- [WRITTEN EXERCISE]
Write out the complete material exactly as it stands.

- [RECORDS FOR THIS EXERCISE]
-- -- --
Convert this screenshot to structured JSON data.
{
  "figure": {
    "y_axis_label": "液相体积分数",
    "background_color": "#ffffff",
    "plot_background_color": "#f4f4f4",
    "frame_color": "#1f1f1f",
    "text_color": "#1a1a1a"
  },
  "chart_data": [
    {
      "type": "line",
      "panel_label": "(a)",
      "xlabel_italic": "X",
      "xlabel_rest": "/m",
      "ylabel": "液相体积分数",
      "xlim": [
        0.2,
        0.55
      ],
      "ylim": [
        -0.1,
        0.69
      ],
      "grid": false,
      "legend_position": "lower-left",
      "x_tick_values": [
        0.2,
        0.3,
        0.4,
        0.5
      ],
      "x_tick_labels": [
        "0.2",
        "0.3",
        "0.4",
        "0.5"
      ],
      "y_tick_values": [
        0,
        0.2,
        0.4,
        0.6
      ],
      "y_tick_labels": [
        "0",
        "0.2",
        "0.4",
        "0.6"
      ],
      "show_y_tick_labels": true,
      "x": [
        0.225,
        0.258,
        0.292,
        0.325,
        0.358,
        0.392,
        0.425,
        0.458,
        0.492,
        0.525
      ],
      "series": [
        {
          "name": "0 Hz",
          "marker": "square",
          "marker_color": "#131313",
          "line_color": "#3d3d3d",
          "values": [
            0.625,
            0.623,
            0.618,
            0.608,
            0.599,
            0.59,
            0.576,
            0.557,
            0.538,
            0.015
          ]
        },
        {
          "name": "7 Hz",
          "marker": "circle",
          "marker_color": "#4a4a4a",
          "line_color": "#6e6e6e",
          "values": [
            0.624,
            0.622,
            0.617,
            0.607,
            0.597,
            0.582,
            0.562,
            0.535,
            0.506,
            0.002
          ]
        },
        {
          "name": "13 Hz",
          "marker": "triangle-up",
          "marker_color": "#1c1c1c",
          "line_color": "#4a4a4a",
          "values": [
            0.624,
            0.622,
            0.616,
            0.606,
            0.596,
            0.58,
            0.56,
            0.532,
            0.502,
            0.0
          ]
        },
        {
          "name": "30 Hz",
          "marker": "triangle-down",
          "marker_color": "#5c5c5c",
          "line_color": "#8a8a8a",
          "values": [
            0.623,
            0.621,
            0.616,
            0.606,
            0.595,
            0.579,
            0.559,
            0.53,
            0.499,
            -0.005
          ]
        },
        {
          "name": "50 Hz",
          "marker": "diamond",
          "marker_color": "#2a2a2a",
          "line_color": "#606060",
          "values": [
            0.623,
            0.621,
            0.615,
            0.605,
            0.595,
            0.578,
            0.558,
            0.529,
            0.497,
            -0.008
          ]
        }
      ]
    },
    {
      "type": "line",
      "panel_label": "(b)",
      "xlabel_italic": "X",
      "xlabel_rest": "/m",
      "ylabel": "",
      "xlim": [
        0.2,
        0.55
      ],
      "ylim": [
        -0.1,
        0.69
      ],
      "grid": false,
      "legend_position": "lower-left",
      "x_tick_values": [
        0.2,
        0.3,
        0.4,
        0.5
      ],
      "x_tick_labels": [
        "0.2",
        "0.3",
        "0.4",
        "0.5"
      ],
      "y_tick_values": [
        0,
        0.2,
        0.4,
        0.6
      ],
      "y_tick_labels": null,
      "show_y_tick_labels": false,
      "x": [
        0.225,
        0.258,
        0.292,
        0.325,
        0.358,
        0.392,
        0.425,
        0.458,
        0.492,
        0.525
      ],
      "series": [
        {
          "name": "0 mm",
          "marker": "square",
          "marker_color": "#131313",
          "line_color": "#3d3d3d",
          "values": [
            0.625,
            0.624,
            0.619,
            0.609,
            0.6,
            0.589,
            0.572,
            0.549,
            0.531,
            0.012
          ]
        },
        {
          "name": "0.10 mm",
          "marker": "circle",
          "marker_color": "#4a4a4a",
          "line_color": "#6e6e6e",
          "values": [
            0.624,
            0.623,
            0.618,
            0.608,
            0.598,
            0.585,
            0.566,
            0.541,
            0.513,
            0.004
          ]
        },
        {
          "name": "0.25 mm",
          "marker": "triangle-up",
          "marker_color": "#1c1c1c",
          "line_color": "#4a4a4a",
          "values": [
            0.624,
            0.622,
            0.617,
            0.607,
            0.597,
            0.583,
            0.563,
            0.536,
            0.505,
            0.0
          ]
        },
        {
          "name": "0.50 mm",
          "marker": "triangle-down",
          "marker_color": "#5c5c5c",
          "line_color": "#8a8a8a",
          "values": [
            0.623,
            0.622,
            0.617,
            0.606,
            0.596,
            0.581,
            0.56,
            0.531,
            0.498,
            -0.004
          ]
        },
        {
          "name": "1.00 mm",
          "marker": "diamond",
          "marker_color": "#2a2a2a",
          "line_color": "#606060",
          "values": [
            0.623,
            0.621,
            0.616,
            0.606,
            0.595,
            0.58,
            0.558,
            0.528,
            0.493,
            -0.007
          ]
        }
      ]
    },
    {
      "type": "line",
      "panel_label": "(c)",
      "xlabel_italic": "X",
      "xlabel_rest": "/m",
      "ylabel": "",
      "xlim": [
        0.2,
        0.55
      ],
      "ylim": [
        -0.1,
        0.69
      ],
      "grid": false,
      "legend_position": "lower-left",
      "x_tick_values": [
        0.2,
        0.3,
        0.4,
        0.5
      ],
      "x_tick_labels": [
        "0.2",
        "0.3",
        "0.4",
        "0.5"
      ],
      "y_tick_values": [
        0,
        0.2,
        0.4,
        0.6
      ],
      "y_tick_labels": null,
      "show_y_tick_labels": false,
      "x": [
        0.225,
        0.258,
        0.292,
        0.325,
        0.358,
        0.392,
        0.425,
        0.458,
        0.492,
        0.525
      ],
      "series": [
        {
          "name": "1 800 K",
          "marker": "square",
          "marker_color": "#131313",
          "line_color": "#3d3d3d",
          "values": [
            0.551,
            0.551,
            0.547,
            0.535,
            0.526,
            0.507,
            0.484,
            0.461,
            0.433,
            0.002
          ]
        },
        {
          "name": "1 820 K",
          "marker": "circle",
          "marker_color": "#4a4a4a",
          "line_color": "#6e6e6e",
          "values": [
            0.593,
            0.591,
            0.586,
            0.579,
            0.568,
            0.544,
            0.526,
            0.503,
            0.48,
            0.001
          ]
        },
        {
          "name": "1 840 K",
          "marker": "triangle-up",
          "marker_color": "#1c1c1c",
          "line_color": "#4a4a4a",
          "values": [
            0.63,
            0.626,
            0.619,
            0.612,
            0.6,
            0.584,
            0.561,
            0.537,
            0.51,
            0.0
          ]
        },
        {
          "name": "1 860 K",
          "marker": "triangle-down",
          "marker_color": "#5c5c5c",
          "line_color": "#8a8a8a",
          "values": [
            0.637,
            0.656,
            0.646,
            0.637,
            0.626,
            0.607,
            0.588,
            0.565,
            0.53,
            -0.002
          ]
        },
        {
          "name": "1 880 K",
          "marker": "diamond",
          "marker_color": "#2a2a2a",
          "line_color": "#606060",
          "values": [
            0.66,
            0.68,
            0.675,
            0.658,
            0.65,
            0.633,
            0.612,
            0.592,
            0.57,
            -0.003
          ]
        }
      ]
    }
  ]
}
-- -- --
- [ANSWER BELOW]
Convert this screenshot to structured JSON data.
{
  "figure": {
    "y_axis_label": "液相体积分数",
    "background_color": "#ffffff",
    "plot_background_color": "#f4f4f4",
    "frame_color": "#1f1f1f",
    "text_color": "#1a1a1a"
  },
  "chart_data": [
    {
      "type": "line",
      "panel_label": "(a)",
      "xlabel_italic": "X",
      "xlabel_rest": "/m",
      "ylabel": "液相体积分数",
      "xlim": [
        0.2,
        0.55
      ],
      "ylim": [
        -0.1,
        0.69
      ],
      "grid": false,
      "legend_position": "lower-left",
      "x_tick_values": [
        0.2,
        0.3,
        0.4,
        0.5
      ],
      "x_tick_labels": [
        "0.2",
        "0.3",
        "0.4",
        "0.5"
      ],
      "y_tick_values": [
        0,
        0.2,
        0.4,
        0.6
      ],
      "y_tick_labels": [
        "0",
        "0.2",
        "0.4",
        "0.6"
      ],
      "show_y_tick_labels": true,
      "x": [
        0.225,
        0.258,
        0.292,
        0.325,
        0.358,
        0.392,
        0.425,
        0.458,
        0.492,
        0.525
      ],
      "series": [
        {
          "name": "0 Hz",
          "marker": "square",
          "marker_color": "#131313",
          "line_color": "#3d3d3d",
          "values": [
            0.625,
            0.623,
            0.618,
            0.608,
            0.599,
            0.59,
            0.576,
            0.557,
            0.538,
            0.015
          ]
        },
        {
          "name": "7 Hz",
          "marker": "circle",
          "marker_color": "#4a4a4a",
          "line_color": "#6e6e6e",
          "values": [
            0.624,
            0.622,
            0.617,
            0.607,
            0.597,
            0.582,
            0.562,
            0.535,
            0.506,
            0.002
          ]
        },
        {
          "name": "13 Hz",
          "marker": "triangle-up",
          "marker_color": "#1c1c1c",
          "line_color": "#4a4a4a",
          "values": [
            0.624,
            0.622,
            0.616,
            0.606,
            0.596,
            0.58,
            0.56,
            0.532,
            0.502,
            0.0
          ]
        },
        {
          "name": "30 Hz",
          "marker": "triangle-down",
          "marker_color": "#5c5c5c",
          "line_color": "#8a8a8a",
          "values": [
            0.623,
            0.621,
            0.616,
            0.606,
            0.595,
            0.579,
            0.559,
            0.53,
            0.499,
            -0.005
          ]
        },
        {
          "name": "50 Hz",
          "marker": "diamond",
          "marker_color": "#2a2a2a",
          "line_color": "#606060",
          "values": [
            0.623,
            0.621,
            0.615,
            0.605,
            0.595,
            0.578,
            0.558,
            0.529,
            0.497,
            -0.008
          ]
        }
      ]
    },
    {
      "type": "line",
      "panel_label": "(b)",
      "xlabel_italic": "X",
      "xlabel_rest": "/m",
      "ylabel": "",
      "xlim": [
        0.2,
        0.55
      ],
      "ylim": [
        -0.1,
        0.69
      ],
      "grid": false,
      "legend_position": "lower-left",
      "x_tick_values": [
        0.2,
        0.3,
        0.4,
        0.5
      ],
      "x_tick_labels": [
        "0.2",
        "0.3",
        "0.4",
        "0.5"
      ],
      "y_tick_values": [
        0,
        0.2,
        0.4,
        0.6
      ],
      "y_tick_labels": null,
      "show_y_tick_labels": false,
      "x": [
        0.225,
        0.258,
        0.292,
        0.325,
        0.358,
        0.392,
        0.425,
        0.458,
        0.492,
        0.525
      ],
      "series": [
        {
          "name": "0 mm",
          "marker": "square",
          "marker_color": "#131313",
          "line_color": "#3d3d3d",
          "values": [
            0.625,
            0.624,
            0.619,
            0.609,
            0.6,
            0.589,
            0.572,
            0.549,
            0.531,
            0.012
          ]
        },
        {
          "name": "0.10 mm",
          "marker": "circle",
          "marker_color": "#4a4a4a",
          "line_color": "#6e6e6e",
          "values": [
            0.624,
            0.623,
            0.618,
            0.608,
            0.598,
            0.585,
            0.566,
            0.541,
            0.513,
            0.004
          ]
        },
        {
          "name": "0.25 mm",
          "marker": "triangle-up",
          "marker_color": "#1c1c1c",
          "line_color": "#4a4a4a",
          "values": [
            0.624,
            0.622,
            0.617,
            0.607,
            0.597,
            0.583,
            0.563,
            0.536,
            0.505,
            0.0
          ]
        },
        {
          "name": "0.50 mm",
          "marker": "triangle-down",
          "marker_color": "#5c5c5c",
          "line_color": "#8a8a8a",
          "values": [
            0.623,
            0.622,
            0.617,
            0.606,
            0.596,
            0.581,
            0.56,
            0.531,
            0.498,
            -0.004
          ]
        },
        {
          "name": "1.00 mm",
          "marker": "diamond",
          "marker_color": "#2a2a2a",
          "line_color": "#606060",
          "values": [
            0.623,
            0.621,
            0.616,
            0.606,
            0.595,
            0.58,
            0.558,
            0.528,
            0.493,
            -0.007
          ]
        }
      ]
    },
    {
      "type": "line",
      "panel_label": "(c)",
      "xlabel_italic": "X",
      "xlabel_rest": "/m",
      "ylabel": "",
      "xlim": [
        0.2,
        0.55
      ],
      "ylim": [
        -0.1,
        0.69
      ],
      "grid": false,
      "legend_position": "lower-left",
      "x_tick_values": [
        0.2,
        0.3,
        0.4,
        0.5
      ],
      "x_tick_labels": [
        "0.2",
        "0.3",
        "0.4",
        "0.5"
      ],
      "y_tick_values": [
        0,
        0.2,
        0.4,
        0.6
      ],
      "y_tick_labels": null,
      "show_y_tick_labels": false,
      "x": [
        0.225,
        0.258,
        0.292,
        0.325,
        0.358,
        0.392,
        0.425,
        0.458,
        0.492,
        0.525
      ],
      "series": [
        {
          "name": "1 800 K",
          "marker": "square",
          "marker_color": "#131313",
          "line_color": "#3d3d3d",
          "values": [
            0.551,
            0.551,
            0.547,
            0.535,
            0.526,
            0.507,
            0.484,
            0.461,
            0.433,
            0.002
          ]
        },
        {
          "name": "1 820 K",
          "marker": "circle",
          "marker_color": "#4a4a4a",
          "line_color": "#6e6e6e",
          "values": [
            0.593,
            0.591,
            0.586,
            0.579,
            0.568,
            0.544,
            0.526,
            0.503,
            0.48,
            0.001
          ]
        },
        {
          "name": "1 840 K",
          "marker": "triangle-up",
          "marker_color": "#1c1c1c",
          "line_color": "#4a4a4a",
          "values": [
            0.63,
            0.626,
            0.619,
            0.612,
            0.6,
            0.584,
            0.561,
            0.537,
            0.51,
            0.0
          ]
        },
        {
          "name": "1 860 K",
          "marker": "triangle-down",
          "marker_color": "#5c5c5c",
          "line_color": "#8a8a8a",
          "values": [
            0.637,
            0.656,
            0.646,
            0.637,
            0.626,
            0.607,
            0.588,
            0.565,
            0.53,
            -0.002
          ]
        },
        {
          "name": "1 880 K",
          "marker": "diamond",
          "marker_color": "#2a2a2a",
          "line_color": "#606060",
          "values": [
            0.66,
            0.68,
            0.675,
            0.658,
            0.65,
            0.633,
            0.612,
            0.592,
            0.57,
            -0.003
          ]
        }
      ]
    }
  ]
}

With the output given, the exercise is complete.